§ 問題と課題
**1.** 提示テキストにある「一方Meckel憩室は剖検の2%前後で発見される.」という文を英語に訳してください。
**2.** 提示テキストを、「1Nishi Kobe Medical」を含む箇所から書き写し、「ckel憩室,重複腸管について検討した.」のところで止めてください。

§ 提示テキスト
Vol.38 No.Supplement

一般口演
消化器:消化管3

(S413)

消化管超音波検査の有用性:腹痛を契機に発見された小腸憩室性疾患と重複腸管の検討

Use of ultrasonography for the diagnosis of gastrointestinal disease : Examination of Diveticulosis and Duplication of the Small Intestine

佐々木 綾香1, 後藤 規弘1, 井谷 智尚1, 三村 純1, 森 悠香2, 山野 愛美2, 登尾 薫2, 佐藤 信浩2, 内田 浩也2

Ayaka SASAKI1, Norihiro GOTO1, Toshinao ITANI1, Jun MIMURA1, Yuka MORI2, Megumi YAMANO2, Kaoru NOBORIO2, Nobuhiro SATO2, Hiroya UCHIDA2

1西神戸医療センター消化器科, 2西神戸医療センター臨床検査技術部

1Nishi Kobe Medical Center, Department of Gastroenterology, 2Nishi Kobe Medical Center, Department of Clinical Laboratory

キーワード :

【目的】
小腸憩室は,Meckel憩室を除くと頻度が少なく,剖検での発見率は0.02〜1.3%,全消化管憩室の1.4〜3.2%と報告されている.一方Meckel憩室は剖検の2%前後で発見される.いずれも無症状で経過するものがほとんどであるが,稀に出血,腸閉塞,憩室炎,穿孔などを来す.他方,重複腸管は先天奇形の一つであり,小児期に消化管出血,腫瘤触知などで発症することが多い.当院で経験した小腸憩室,Meckel憩室,重複腸管について検討した.
【方法】
1994年から2010年に当院で経験した小腸憩室炎3例,Meckel憩室による絞扼性イレウス6例,重複腸管の3例を対象とし,それぞれの症状,画像診断,治療経過について検討した.

バウンディングボックス予測データ:

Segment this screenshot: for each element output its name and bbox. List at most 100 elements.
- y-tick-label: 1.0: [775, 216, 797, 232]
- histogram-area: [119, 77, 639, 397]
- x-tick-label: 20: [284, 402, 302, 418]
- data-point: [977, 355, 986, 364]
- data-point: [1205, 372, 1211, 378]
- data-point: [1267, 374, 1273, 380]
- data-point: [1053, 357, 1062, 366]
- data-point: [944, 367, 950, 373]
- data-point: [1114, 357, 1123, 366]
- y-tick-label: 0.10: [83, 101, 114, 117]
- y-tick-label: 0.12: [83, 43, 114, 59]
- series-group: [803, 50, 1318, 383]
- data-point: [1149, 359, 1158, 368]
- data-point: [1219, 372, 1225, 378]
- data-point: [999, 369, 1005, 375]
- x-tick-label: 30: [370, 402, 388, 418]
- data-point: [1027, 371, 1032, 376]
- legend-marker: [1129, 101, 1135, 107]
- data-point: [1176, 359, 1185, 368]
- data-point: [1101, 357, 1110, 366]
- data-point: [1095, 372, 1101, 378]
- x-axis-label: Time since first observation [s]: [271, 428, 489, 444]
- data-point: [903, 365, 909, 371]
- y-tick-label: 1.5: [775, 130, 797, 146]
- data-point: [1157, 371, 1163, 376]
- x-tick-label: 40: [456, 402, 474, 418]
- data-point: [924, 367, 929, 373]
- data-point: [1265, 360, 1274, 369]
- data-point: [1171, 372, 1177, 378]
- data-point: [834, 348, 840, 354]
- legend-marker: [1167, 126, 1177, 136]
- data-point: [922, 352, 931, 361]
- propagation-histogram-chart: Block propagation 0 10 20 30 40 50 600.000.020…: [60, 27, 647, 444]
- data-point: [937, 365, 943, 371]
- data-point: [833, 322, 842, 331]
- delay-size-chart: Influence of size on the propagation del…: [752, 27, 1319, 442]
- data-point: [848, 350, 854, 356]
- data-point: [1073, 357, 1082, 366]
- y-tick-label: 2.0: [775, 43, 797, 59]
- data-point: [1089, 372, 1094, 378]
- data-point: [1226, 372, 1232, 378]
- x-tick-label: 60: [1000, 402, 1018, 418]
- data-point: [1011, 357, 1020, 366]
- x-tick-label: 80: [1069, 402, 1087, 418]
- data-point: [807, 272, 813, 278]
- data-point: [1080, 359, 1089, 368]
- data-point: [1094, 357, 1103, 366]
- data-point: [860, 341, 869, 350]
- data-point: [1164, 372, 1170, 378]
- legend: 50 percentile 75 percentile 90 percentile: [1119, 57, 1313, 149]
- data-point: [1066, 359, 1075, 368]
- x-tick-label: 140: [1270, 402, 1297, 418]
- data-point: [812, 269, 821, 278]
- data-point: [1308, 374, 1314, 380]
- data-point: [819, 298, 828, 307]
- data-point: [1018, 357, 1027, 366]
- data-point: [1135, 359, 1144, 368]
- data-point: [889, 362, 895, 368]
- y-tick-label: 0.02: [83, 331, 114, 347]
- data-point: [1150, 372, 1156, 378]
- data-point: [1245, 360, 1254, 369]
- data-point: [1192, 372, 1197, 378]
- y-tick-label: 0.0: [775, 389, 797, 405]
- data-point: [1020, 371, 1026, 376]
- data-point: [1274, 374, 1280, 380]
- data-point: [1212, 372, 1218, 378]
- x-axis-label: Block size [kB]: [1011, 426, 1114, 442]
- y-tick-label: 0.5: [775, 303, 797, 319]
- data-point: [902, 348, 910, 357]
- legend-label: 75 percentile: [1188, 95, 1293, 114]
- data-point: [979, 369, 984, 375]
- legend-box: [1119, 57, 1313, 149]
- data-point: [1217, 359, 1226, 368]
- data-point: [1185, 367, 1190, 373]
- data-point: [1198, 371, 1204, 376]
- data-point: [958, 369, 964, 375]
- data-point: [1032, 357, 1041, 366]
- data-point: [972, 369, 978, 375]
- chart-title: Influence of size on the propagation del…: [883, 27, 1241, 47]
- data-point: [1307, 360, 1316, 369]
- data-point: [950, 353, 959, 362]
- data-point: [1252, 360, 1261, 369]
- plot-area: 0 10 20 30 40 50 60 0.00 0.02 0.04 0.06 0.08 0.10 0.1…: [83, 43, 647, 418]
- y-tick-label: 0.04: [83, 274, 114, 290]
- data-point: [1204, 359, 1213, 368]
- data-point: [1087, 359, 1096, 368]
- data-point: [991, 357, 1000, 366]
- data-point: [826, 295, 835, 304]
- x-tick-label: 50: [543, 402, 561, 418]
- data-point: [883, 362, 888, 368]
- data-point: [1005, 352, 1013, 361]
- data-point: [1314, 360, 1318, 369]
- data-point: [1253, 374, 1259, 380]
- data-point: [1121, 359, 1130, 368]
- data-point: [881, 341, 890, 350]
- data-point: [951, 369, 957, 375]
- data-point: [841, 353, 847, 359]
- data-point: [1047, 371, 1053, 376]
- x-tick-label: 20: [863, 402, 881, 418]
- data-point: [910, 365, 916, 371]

§ 解答
**1.** On the other hand, Meckel's diverticulum is found in about 2% of autopsies.

**2.**
1Nishi Kobe Medical Center, Department of Gastroenterology, 2Nishi Kobe Medical Center, Department of Clinical Laboratory

キーワード :

【目的】
小腸憩室は,Meckel憩室を除くと頻度が少なく,剖検での発見率は0.02〜1.3%,全消化管憩室の1.4〜3.2%と報告されている.一方Meckel憩室は剖検の2%前後で発見される.いずれも無症状で経過するものがほとんどであるが,稀に出血,腸閉塞,憩室炎,穿孔などを来す.他方,重複腸管は先天奇形の一つであり,小児期に消化管出血,腫瘤触知などで発症することが多い.当院で経験した小腸憩室,Meckel憩室,重複腸管について検討した.